:: Data for this exercise ::

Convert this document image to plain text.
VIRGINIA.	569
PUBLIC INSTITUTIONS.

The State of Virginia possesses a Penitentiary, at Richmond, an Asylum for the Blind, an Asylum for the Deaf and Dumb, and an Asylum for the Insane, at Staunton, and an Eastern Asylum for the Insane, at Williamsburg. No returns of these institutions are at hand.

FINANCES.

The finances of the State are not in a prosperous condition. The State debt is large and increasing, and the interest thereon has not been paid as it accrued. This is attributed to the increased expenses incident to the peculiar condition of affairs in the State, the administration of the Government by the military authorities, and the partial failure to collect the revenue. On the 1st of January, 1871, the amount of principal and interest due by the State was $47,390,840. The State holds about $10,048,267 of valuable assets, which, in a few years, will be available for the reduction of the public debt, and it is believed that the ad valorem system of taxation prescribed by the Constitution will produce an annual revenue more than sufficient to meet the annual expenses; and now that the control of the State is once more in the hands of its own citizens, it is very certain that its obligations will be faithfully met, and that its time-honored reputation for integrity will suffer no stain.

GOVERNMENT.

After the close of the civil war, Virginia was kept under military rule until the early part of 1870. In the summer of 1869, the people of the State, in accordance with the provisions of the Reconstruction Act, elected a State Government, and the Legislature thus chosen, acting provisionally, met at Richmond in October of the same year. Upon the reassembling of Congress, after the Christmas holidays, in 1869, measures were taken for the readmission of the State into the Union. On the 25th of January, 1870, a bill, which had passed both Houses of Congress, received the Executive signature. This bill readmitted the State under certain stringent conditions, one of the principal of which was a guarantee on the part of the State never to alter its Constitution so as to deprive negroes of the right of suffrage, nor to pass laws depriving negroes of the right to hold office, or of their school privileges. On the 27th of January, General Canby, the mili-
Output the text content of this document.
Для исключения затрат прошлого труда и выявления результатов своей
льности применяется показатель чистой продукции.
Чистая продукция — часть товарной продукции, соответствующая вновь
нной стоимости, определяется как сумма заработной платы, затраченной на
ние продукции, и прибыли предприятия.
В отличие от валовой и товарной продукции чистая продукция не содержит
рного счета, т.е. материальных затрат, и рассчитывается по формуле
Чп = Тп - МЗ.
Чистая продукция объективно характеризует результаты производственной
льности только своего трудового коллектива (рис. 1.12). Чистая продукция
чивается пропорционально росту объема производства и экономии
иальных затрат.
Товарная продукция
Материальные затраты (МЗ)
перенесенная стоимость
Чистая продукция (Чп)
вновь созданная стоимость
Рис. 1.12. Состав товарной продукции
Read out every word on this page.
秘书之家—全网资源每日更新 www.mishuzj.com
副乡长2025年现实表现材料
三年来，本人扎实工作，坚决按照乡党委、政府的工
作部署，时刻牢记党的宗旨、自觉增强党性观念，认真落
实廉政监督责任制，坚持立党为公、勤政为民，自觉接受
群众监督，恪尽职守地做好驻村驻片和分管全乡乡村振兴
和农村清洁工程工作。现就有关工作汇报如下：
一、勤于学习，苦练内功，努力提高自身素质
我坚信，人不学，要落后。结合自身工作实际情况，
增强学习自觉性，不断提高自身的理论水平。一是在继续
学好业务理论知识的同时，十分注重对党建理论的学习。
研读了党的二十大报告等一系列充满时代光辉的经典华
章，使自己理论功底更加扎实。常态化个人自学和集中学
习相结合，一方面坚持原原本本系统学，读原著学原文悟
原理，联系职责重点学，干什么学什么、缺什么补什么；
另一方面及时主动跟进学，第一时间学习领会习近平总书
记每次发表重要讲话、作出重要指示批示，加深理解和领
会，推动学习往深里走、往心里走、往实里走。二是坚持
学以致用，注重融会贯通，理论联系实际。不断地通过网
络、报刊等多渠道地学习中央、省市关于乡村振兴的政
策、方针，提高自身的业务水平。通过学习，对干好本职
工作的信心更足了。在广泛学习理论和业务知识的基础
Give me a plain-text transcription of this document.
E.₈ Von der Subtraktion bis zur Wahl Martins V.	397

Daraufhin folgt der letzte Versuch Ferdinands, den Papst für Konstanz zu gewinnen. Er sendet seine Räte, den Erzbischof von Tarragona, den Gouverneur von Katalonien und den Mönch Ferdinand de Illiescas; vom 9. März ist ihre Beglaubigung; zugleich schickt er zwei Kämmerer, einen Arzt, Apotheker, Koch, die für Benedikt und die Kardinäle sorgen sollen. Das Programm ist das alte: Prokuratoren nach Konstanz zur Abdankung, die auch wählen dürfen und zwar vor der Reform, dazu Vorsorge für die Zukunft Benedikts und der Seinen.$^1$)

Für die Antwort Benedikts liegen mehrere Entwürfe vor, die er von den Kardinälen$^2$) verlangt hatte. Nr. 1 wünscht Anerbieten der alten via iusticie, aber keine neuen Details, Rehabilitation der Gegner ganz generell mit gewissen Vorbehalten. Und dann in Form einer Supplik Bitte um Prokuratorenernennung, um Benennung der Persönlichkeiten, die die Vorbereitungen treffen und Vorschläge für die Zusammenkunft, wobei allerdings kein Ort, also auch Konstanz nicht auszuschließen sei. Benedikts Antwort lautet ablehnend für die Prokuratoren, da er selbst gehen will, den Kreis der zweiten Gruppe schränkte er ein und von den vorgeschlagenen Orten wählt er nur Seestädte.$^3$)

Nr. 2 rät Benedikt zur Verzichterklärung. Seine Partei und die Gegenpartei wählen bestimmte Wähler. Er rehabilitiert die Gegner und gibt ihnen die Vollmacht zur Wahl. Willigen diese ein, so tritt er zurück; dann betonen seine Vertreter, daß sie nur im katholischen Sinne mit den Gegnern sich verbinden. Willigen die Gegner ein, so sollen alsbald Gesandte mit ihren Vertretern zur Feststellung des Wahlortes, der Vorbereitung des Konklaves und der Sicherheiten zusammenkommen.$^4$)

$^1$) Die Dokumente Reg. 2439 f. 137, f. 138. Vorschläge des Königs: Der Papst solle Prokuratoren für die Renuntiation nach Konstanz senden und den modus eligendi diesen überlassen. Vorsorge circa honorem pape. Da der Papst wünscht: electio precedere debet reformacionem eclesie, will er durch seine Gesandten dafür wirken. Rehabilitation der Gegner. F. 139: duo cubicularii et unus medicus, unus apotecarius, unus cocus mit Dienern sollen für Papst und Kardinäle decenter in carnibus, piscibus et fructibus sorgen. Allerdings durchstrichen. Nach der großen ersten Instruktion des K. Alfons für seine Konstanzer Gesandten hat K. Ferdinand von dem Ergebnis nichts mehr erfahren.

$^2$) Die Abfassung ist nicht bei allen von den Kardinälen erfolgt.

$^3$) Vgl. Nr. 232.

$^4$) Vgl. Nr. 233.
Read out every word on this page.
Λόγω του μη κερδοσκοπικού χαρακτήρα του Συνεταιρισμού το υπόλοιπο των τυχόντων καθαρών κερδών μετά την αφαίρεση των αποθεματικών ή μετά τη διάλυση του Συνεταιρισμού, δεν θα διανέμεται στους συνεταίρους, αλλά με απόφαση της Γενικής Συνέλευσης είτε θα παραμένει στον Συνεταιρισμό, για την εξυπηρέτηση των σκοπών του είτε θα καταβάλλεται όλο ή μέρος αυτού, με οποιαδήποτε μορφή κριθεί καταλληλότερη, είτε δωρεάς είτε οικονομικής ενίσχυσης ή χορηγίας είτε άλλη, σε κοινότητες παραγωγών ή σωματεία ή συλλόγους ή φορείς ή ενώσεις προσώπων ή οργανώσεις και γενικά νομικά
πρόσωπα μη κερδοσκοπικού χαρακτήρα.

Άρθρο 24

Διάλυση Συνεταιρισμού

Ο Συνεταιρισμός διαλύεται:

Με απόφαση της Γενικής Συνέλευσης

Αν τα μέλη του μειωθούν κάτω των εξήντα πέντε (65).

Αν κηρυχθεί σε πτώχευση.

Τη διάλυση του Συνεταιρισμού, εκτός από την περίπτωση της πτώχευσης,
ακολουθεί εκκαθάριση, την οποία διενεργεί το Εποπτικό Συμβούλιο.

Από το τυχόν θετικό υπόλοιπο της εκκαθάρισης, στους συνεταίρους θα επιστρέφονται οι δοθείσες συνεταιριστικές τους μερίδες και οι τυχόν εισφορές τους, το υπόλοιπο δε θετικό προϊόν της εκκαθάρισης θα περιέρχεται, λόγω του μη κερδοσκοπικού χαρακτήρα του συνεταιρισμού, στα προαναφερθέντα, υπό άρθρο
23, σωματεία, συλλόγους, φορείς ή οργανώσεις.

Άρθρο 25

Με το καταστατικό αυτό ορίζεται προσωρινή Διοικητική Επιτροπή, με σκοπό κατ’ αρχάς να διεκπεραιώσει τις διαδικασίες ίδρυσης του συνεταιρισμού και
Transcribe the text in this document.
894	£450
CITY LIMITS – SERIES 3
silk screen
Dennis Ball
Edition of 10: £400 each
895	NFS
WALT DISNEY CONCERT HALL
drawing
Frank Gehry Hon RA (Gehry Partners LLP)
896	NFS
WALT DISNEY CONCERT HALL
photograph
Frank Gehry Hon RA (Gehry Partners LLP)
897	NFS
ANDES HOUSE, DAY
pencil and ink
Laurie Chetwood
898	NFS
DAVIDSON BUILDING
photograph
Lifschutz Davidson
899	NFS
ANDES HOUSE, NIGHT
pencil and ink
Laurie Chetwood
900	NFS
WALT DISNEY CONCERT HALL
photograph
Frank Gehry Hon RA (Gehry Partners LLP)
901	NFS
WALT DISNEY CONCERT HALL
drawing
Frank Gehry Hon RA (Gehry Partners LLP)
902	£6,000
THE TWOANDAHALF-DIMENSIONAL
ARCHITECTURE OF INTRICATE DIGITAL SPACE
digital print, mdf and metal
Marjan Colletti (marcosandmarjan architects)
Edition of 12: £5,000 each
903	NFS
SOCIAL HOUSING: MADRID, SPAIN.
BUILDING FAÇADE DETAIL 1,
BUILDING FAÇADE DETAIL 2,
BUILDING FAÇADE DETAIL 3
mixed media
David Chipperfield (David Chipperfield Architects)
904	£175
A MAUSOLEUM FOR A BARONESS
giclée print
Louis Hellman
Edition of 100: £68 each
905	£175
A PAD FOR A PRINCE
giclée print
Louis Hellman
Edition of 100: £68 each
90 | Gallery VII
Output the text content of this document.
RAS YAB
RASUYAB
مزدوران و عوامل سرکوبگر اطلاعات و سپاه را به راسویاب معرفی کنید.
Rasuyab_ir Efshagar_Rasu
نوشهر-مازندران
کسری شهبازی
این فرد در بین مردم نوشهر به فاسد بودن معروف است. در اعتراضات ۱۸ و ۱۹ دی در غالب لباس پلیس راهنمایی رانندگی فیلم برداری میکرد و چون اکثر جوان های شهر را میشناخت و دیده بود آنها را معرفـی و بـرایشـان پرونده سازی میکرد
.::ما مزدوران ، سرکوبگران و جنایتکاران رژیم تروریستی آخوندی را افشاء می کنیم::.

:::

In the records above, locate the lines holding the word "продукции". Copy each of them.

льности применяется показатель чистой продукции.
Чистая продукция — часть товарной продукции, соответствующая вновь
ние продукции, и прибыли предприятия.
В отличие от валовой и товарной продукции чистая продукция не содержит
Рис. 1.12. Состав товарной продукции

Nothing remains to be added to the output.